Job >> Reproduce the listing verbatim.

Given information >>

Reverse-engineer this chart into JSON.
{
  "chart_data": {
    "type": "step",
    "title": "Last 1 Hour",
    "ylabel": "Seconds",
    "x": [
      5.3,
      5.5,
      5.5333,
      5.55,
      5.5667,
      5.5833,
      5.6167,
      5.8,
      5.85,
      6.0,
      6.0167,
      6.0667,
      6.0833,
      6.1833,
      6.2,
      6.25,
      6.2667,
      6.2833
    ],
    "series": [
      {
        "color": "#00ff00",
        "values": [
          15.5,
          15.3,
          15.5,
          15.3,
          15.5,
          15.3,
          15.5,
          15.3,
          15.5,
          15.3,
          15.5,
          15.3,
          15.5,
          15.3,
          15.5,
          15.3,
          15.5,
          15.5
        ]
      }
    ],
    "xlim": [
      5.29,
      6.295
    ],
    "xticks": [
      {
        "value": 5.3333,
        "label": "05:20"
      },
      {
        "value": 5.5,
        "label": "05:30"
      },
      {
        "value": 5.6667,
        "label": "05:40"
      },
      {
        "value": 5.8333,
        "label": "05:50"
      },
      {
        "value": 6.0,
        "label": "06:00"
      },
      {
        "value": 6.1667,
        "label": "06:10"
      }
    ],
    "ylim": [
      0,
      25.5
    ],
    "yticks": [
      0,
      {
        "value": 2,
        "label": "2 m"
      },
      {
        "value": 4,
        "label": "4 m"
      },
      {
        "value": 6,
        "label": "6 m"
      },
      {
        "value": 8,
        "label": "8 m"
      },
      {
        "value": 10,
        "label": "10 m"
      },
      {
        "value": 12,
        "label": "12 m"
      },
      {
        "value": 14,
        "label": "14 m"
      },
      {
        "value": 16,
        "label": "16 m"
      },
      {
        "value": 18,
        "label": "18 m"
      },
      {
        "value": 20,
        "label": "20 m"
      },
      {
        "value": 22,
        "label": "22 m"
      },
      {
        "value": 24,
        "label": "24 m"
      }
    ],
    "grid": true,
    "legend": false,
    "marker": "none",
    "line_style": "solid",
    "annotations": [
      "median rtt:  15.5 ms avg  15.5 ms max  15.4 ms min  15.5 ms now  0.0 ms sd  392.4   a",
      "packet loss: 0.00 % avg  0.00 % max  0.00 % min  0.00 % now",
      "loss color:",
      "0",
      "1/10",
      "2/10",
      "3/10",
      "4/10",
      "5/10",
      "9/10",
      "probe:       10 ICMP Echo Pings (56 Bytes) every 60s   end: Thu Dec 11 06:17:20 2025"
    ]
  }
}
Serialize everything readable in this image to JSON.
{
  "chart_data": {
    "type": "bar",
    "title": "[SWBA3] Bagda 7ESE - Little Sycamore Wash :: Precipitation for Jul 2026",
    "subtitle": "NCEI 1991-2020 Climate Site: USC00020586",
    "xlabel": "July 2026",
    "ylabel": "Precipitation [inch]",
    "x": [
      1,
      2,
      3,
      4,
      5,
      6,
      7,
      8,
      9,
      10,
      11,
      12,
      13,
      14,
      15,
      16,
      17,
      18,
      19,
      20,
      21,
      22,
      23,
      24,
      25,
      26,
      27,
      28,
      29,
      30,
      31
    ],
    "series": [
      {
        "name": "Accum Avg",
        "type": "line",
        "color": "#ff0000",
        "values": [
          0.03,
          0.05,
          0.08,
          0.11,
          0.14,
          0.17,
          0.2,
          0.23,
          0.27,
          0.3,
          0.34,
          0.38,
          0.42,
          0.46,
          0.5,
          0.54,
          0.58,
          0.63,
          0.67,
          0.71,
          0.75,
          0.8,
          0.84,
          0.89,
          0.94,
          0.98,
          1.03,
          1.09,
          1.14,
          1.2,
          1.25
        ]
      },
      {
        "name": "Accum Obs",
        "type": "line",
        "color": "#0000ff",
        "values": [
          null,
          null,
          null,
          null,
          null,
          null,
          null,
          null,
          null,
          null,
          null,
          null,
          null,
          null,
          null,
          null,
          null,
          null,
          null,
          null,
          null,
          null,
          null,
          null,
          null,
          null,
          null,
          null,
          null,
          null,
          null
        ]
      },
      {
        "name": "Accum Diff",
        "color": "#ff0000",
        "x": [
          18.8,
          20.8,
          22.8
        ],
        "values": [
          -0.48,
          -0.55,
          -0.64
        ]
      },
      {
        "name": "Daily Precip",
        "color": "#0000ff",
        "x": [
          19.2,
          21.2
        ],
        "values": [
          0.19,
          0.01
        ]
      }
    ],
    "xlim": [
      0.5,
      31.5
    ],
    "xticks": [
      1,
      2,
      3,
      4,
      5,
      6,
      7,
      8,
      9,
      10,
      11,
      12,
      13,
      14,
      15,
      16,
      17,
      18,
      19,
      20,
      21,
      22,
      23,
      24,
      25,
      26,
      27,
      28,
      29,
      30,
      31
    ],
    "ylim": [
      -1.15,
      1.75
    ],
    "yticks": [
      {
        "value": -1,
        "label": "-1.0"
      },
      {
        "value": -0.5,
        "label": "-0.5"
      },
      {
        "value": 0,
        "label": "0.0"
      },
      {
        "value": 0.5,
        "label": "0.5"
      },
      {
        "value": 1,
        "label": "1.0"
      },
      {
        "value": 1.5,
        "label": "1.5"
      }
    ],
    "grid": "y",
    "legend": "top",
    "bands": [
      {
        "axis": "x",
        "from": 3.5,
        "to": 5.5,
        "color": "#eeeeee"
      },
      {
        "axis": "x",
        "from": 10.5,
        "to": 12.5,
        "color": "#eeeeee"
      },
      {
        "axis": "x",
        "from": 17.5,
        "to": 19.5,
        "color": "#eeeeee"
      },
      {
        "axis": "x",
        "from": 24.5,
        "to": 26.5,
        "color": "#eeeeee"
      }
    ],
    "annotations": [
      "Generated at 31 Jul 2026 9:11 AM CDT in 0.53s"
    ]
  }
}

Result of this task >>
Reverse-engineer this chart into JSON.
{
  "chart_data": {
    "type": "step",
    "title": "Last 1 Hour",
    "ylabel": "Seconds",
    "x": [
      5.3,
      5.5,
      5.5333,
      5.55,
      5.5667,
      5.5833,
      5.6167,
      5.8,
      5.85,
      6.0,
      6.0167,
      6.0667,
      6.0833,
      6.1833,
      6.2,
      6.25,
      6.2667,
      6.2833
    ],
    "series": [
      {
        "color": "#00ff00",
        "values": [
          15.5,
          15.3,
          15.5,
          15.3,
          15.5,
          15.3,
          15.5,
          15.3,
          15.5,
          15.3,
          15.5,
          15.3,
          15.5,
          15.3,
          15.5,
          15.3,
          15.5,
          15.5
        ]
      }
    ],
    "xlim": [
      5.29,
      6.295
    ],
    "xticks": [
      {
        "value": 5.3333,
        "label": "05:20"
      },
      {
        "value": 5.5,
        "label": "05:30"
      },
      {
        "value": 5.6667,
        "label": "05:40"
      },
      {
        "value": 5.8333,
        "label": "05:50"
      },
      {
        "value": 6.0,
        "label": "06:00"
      },
      {
        "value": 6.1667,
        "label": "06:10"
      }
    ],
    "ylim": [
      0,
      25.5
    ],
    "yticks": [
      0,
      {
        "value": 2,
        "label": "2 m"
      },
      {
        "value": 4,
        "label": "4 m"
      },
      {
        "value": 6,
        "label": "6 m"
      },
      {
        "value": 8,
        "label": "8 m"
      },
      {
        "value": 10,
        "label": "10 m"
      },
      {
        "value": 12,
        "label": "12 m"
      },
      {
        "value": 14,
        "label": "14 m"
      },
      {
        "value": 16,
        "label": "16 m"
      },
      {
        "value": 18,
        "label": "18 m"
      },
      {
        "value": 20,
        "label": "20 m"
      },
      {
        "value": 22,
        "label": "22 m"
      },
      {
        "value": 24,
        "label": "24 m"
      }
    ],
    "grid": true,
    "legend": false,
    "marker": "none",
    "line_style": "solid",
    "annotations": [
      "median rtt:  15.5 ms avg  15.5 ms max  15.4 ms min  15.5 ms now  0.0 ms sd  392.4   a",
      "packet loss: 0.00 % avg  0.00 % max  0.00 % min  0.00 % now",
      "loss color:",
      "0",
      "1/10",
      "2/10",
      "3/10",
      "4/10",
      "5/10",
      "9/10",
      "probe:       10 ICMP Echo Pings (56 Bytes) every 60s   end: Thu Dec 11 06:17:20 2025"
    ]
  }
}
Serialize everything readable in this image to JSON.
{
  "chart_data": {
    "type": "bar",
    "title": "[SWBA3] Bagda 7ESE - Little Sycamore Wash :: Precipitation for Jul 2026",
    "subtitle": "NCEI 1991-2020 Climate Site: USC00020586",
    "xlabel": "July 2026",
    "ylabel": "Precipitation [inch]",
    "x": [
      1,
      2,
      3,
      4,
      5,
      6,
      7,
      8,
      9,
      10,
      11,
      12,
      13,
      14,
      15,
      16,
      17,
      18,
      19,
      20,
      21,
      22,
      23,
      24,
      25,
      26,
      27,
      28,
      29,
      30,
      31
    ],
    "series": [
      {
        "name": "Accum Avg",
        "type": "line",
        "color": "#ff0000",
        "values": [
          0.03,
          0.05,
          0.08,
          0.11,
          0.14,
          0.17,
          0.2,
          0.23,
          0.27,
          0.3,
          0.34,
          0.38,
          0.42,
          0.46,
          0.5,
          0.54,
          0.58,
          0.63,
          0.67,
          0.71,
          0.75,
          0.8,
          0.84,
          0.89,
          0.94,
          0.98,
          1.03,
          1.09,
          1.14,
          1.2,
          1.25
        ]
      },
      {
        "name": "Accum Obs",
        "type": "line",
        "color": "#0000ff",
        "values": [
          null,
          null,
          null,
          null,
          null,
          null,
          null,
          null,
          null,
          null,
          null,
          null,
          null,
          null,
          null,
          null,
          null,
          null,
          null,
          null,
          null,
          null,
          null,
          null,
          null,
          null,
          null,
          null,
          null,
          null,
          null
        ]
      },
      {
        "name": "Accum Diff",
        "color": "#ff0000",
        "x": [
          18.8,
          20.8,
          22.8
        ],
        "values": [
          -0.48,
          -0.55,
          -0.64
        ]
      },
      {
        "name": "Daily Precip",
        "color": "#0000ff",
        "x": [
          19.2,
          21.2
        ],
        "values": [
          0.19,
          0.01
        ]
      }
    ],
    "xlim": [
      0.5,
      31.5
    ],
    "xticks": [
      1,
      2,
      3,
      4,
      5,
      6,
      7,
      8,
      9,
      10,
      11,
      12,
      13,
      14,
      15,
      16,
      17,
      18,
      19,
      20,
      21,
      22,
      23,
      24,
      25,
      26,
      27,
      28,
      29,
      30,
      31
    ],
    "ylim": [
      -1.15,
      1.75
    ],
    "yticks": [
      {
        "value": -1,
        "label": "-1.0"
      },
      {
        "value": -0.5,
        "label": "-0.5"
      },
      {
        "value": 0,
        "label": "0.0"
      },
      {
        "value": 0.5,
        "label": "0.5"
      },
      {
        "value": 1,
        "label": "1.0"
      },
      {
        "value": 1.5,
        "label": "1.5"
      }
    ],
    "grid": "y",
    "legend": "top",
    "bands": [
      {
        "axis": "x",
        "from": 3.5,
        "to": 5.5,
        "color": "#eeeeee"
      },
      {
        "axis": "x",
        "from": 10.5,
        "to": 12.5,
        "color": "#eeeeee"
      },
      {
        "axis": "x",
        "from": 17.5,
        "to": 19.5,
        "color": "#eeeeee"
      },
      {
        "axis": "x",
        "from": 24.5,
        "to": 26.5,
        "color": "#eeeeee"
      }
    ],
    "annotations": [
      "Generated at 31 Jul 2026 9:11 AM CDT in 0.53s"
    ]
  }
}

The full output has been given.